Input records:
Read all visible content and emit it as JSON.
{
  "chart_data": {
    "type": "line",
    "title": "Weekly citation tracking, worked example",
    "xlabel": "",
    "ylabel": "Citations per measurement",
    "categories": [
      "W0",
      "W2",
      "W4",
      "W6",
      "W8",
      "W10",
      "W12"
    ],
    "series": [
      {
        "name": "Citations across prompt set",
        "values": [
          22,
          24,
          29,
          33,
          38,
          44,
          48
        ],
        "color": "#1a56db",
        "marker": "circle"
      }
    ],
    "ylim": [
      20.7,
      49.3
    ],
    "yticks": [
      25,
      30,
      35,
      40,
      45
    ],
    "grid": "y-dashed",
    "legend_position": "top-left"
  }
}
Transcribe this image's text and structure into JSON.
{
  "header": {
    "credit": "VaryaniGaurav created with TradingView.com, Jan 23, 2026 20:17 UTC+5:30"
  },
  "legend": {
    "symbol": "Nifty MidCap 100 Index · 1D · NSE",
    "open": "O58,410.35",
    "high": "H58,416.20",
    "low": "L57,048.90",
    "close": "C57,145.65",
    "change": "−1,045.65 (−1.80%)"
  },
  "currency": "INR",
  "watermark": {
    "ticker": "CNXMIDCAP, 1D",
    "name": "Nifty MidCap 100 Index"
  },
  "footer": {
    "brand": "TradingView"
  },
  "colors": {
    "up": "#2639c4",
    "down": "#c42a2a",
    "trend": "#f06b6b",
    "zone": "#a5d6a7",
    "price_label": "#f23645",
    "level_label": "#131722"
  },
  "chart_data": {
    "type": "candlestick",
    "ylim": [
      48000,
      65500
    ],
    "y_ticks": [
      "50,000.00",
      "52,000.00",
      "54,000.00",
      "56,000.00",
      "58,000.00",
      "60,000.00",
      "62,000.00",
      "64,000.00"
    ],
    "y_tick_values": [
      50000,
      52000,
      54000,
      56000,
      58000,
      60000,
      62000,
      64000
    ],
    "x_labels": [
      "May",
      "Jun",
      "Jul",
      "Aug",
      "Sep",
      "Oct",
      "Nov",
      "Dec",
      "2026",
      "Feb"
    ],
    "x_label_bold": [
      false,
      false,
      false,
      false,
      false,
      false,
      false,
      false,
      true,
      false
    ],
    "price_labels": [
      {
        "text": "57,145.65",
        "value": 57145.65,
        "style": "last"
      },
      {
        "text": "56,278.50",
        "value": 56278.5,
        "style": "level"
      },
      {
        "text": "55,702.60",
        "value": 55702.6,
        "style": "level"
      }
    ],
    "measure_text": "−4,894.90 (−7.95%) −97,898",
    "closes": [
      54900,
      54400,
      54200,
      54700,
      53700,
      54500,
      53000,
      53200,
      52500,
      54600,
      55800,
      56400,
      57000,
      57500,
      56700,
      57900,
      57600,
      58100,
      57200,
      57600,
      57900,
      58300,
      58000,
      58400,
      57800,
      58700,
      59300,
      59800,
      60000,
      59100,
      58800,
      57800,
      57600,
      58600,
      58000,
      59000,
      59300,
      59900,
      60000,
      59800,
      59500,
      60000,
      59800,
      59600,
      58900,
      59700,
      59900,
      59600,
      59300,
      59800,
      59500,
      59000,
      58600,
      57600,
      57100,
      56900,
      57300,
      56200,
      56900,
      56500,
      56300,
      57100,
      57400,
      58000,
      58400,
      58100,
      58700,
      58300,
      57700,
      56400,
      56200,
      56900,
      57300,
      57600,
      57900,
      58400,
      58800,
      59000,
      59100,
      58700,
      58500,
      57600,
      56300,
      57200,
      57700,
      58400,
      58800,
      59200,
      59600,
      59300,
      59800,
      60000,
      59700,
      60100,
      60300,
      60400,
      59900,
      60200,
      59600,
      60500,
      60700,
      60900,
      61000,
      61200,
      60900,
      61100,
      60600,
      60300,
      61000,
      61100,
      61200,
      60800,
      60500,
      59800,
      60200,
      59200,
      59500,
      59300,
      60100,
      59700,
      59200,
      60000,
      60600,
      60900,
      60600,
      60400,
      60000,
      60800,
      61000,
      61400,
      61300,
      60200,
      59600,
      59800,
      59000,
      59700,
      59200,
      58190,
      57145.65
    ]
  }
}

What to work on:
Emit the records above again, exactly, with no line skipped.

Reply to the exercise:
Read all visible content and emit it as JSON.
{
  "chart_data": {
    "type": "line",
    "title": "Weekly citation tracking, worked example",
    "xlabel": "",
    "ylabel": "Citations per measurement",
    "categories": [
      "W0",
      "W2",
      "W4",
      "W6",
      "W8",
      "W10",
      "W12"
    ],
    "series": [
      {
        "name": "Citations across prompt set",
        "values": [
          22,
          24,
          29,
          33,
          38,
          44,
          48
        ],
        "color": "#1a56db",
        "marker": "circle"
      }
    ],
    "ylim": [
      20.7,
      49.3
    ],
    "yticks": [
      25,
      30,
      35,
      40,
      45
    ],
    "grid": "y-dashed",
    "legend_position": "top-left"
  }
}
Transcribe this image's text and structure into JSON.
{
  "header": {
    "credit": "VaryaniGaurav created with TradingView.com, Jan 23, 2026 20:17 UTC+5:30"
  },
  "legend": {
    "symbol": "Nifty MidCap 100 Index · 1D · NSE",
    "open": "O58,410.35",
    "high": "H58,416.20",
    "low": "L57,048.90",
    "close": "C57,145.65",
    "change": "−1,045.65 (−1.80%)"
  },
  "currency": "INR",
  "watermark": {
    "ticker": "CNXMIDCAP, 1D",
    "name": "Nifty MidCap 100 Index"
  },
  "footer": {
    "brand": "TradingView"
  },
  "colors": {
    "up": "#2639c4",
    "down": "#c42a2a",
    "trend": "#f06b6b",
    "zone": "#a5d6a7",
    "price_label": "#f23645",
    "level_label": "#131722"
  },
  "chart_data": {
    "type": "candlestick",
    "ylim": [
      48000,
      65500
    ],
    "y_ticks": [
      "50,000.00",
      "52,000.00",
      "54,000.00",
      "56,000.00",
      "58,000.00",
      "60,000.00",
      "62,000.00",
      "64,000.00"
    ],
    "y_tick_values": [
      50000,
      52000,
      54000,
      56000,
      58000,
      60000,
      62000,
      64000
    ],
    "x_labels": [
      "May",
      "Jun",
      "Jul",
      "Aug",
      "Sep",
      "Oct",
      "Nov",
      "Dec",
      "2026",
      "Feb"
    ],
    "x_label_bold": [
      false,
      false,
      false,
      false,
      false,
      false,
      false,
      false,
      true,
      false
    ],
    "price_labels": [
      {
        "text": "57,145.65",
        "value": 57145.65,
        "style": "last"
      },
      {
        "text": "56,278.50",
        "value": 56278.5,
        "style": "level"
      },
      {
        "text": "55,702.60",
        "value": 55702.6,
        "style": "level"
      }
    ],
    "measure_text": "−4,894.90 (−7.95%) −97,898",
    "closes": [
      54900,
      54400,
      54200,
      54700,
      53700,
      54500,
      53000,
      53200,
      52500,
      54600,
      55800,
      56400,
      57000,
      57500,
      56700,
      57900,
      57600,
      58100,
      57200,
      57600,
      57900,
      58300,
      58000,
      58400,
      57800,
      58700,
      59300,
      59800,
      60000,
      59100,
      58800,
      57800,
      57600,
      58600,
      58000,
      59000,
      59300,
      59900,
      60000,
      59800,
      59500,
      60000,
      59800,
      59600,
      58900,
      59700,
      59900,
      59600,
      59300,
      59800,
      59500,
      59000,
      58600,
      57600,
      57100,
      56900,
      57300,
      56200,
      56900,
      56500,
      56300,
      57100,
      57400,
      58000,
      58400,
      58100,
      58700,
      58300,
      57700,
      56400,
      56200,
      56900,
      57300,
      57600,
      57900,
      58400,
      58800,
      59000,
      59100,
      58700,
      58500,
      57600,
      56300,
      57200,
      57700,
      58400,
      58800,
      59200,
      59600,
      59300,
      59800,
      60000,
      59700,
      60100,
      60300,
      60400,
      59900,
      60200,
      59600,
      60500,
      60700,
      60900,
      61000,
      61200,
      60900,
      61100,
      60600,
      60300,
      61000,
      61100,
      61200,
      60800,
      60500,
      59800,
      60200,
      59200,
      59500,
      59300,
      60100,
      59700,
      59200,
      60000,
      60600,
      60900,
      60600,
      60400,
      60000,
      60800,
      61000,
      61400,
      61300,
      60200,
      59600,
      59800,
      59000,
      59700,
      59200,
      58190,
      57145.65
    ]
  }
}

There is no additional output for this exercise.